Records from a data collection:
__________

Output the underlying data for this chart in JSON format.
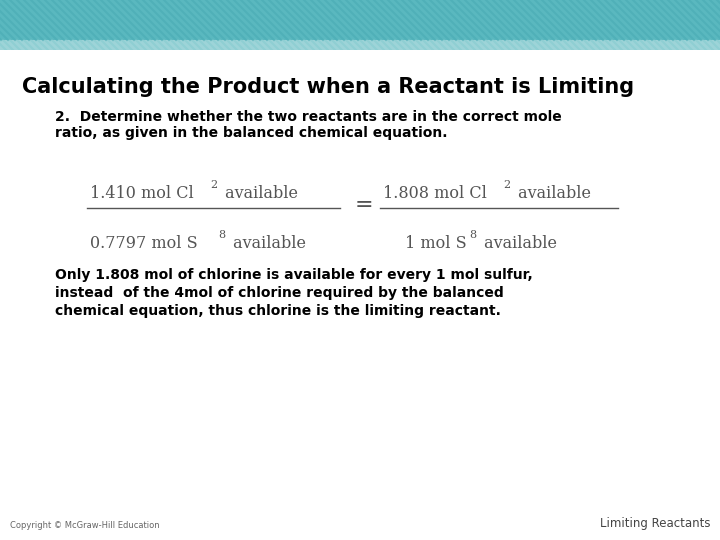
{
  "title": "Calculating the Product when a Reactant is Limiting",
  "subtitle_line1": "2.  Determine whether the two reactants are in the correct mole",
  "subtitle_line2": "ratio, as given in the balanced chemical equation.",
  "body_text_line1": "Only 1.808 mol of chlorine is available for every 1 mol sulfur,",
  "body_text_line2": "instead  of the 4mol of chlorine required by the balanced",
  "body_text_line3": "chemical equation, thus chlorine is the limiting reactant.",
  "footer_left": "Copyright © McGraw-Hill Education",
  "footer_right": "Limiting Reactants",
  "header_teal": "#5ab8bf",
  "header_light": "#9dd4d8",
  "bg_white": "#ffffff",
  "title_color": "#000000",
  "frac_color": "#555555",
  "body_color": "#000000",
  "header_stripe_dark": "#4aabb4",
  "header_stripe_light": "#8ecfd4"
}
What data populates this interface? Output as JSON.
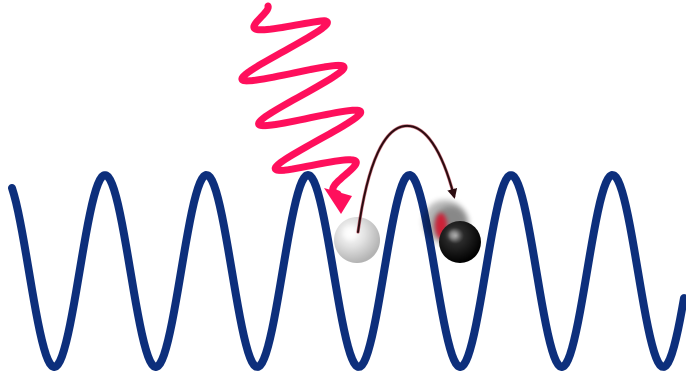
{
  "diagram": {
    "colors": {
      "background": "#ffffff",
      "lattice_wave": "#0d2f7c",
      "photon": "#ff0f5c",
      "trajectory_arrow": "#3a1014",
      "atom_initial": "#cfcfcf",
      "atom_excited": "#111111",
      "atom_excited_highlight": "#e4001f"
    },
    "elements": {
      "lattice": "optical-lattice-potential",
      "photon": "incoming-photon-wavy-arrow",
      "atom_initial": "atom-before-excitation",
      "atom_final": "atom-after-hop",
      "hop": "tunneling-hop-arrow"
    }
  }
}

__________

STATED PROBLEM:
Repeat the lines above exactly, and keep every picture out.

THE REPLY:
Output the underlying data for this chart in JSON format.
{
  "title": "Calculating the Product when a Reactant is Limiting",
  "subtitle_line1": "2.  Determine whether the two reactants are in the correct mole",
  "subtitle_line2": "ratio, as given in the balanced chemical equation.",
  "body_text_line1": "Only 1.808 mol of chlorine is available for every 1 mol sulfur,",
  "body_text_line2": "instead  of the 4mol of chlorine required by the balanced",
  "body_text_line3": "chemical equation, thus chlorine is the limiting reactant.",
  "footer_left": "Copyright © McGraw-Hill Education",
  "footer_right": "Limiting Reactants",
  "header_teal": "#5ab8bf",
  "header_light": "#9dd4d8",
  "bg_white": "#ffffff",
  "title_color": "#000000",
  "frac_color": "#555555",
  "body_color": "#000000",
  "header_stripe_dark": "#4aabb4",
  "header_stripe_light": "#8ecfd4"
}
What data populates this interface? Output as JSON.
{
  "diagram": {
    "colors": {
      "background": "#ffffff",
      "lattice_wave": "#0d2f7c",
      "photon": "#ff0f5c",
      "trajectory_arrow": "#3a1014",
      "atom_initial": "#cfcfcf",
      "atom_excited": "#111111",
      "atom_excited_highlight": "#e4001f"
    },
    "elements": {
      "lattice": "optical-lattice-potential",
      "photon": "incoming-photon-wavy-arrow",
      "atom_initial": "atom-before-excitation",
      "atom_final": "atom-after-hop",
      "hop": "tunneling-hop-arrow"
    }
  }
}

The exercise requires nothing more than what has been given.